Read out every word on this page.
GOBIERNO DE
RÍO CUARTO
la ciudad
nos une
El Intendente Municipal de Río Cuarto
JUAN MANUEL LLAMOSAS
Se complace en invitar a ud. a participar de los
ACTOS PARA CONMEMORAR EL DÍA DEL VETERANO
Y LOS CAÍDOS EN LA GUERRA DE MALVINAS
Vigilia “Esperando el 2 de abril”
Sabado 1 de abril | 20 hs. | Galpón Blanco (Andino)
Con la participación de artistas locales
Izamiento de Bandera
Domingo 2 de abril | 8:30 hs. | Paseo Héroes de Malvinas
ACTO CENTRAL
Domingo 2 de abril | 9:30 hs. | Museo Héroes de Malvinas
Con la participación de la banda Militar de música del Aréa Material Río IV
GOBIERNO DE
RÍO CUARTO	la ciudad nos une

TASK PROMPT: Check each line of these records for the string "Héroes" and state only how many lines have it.

FULL RESPONSE: 2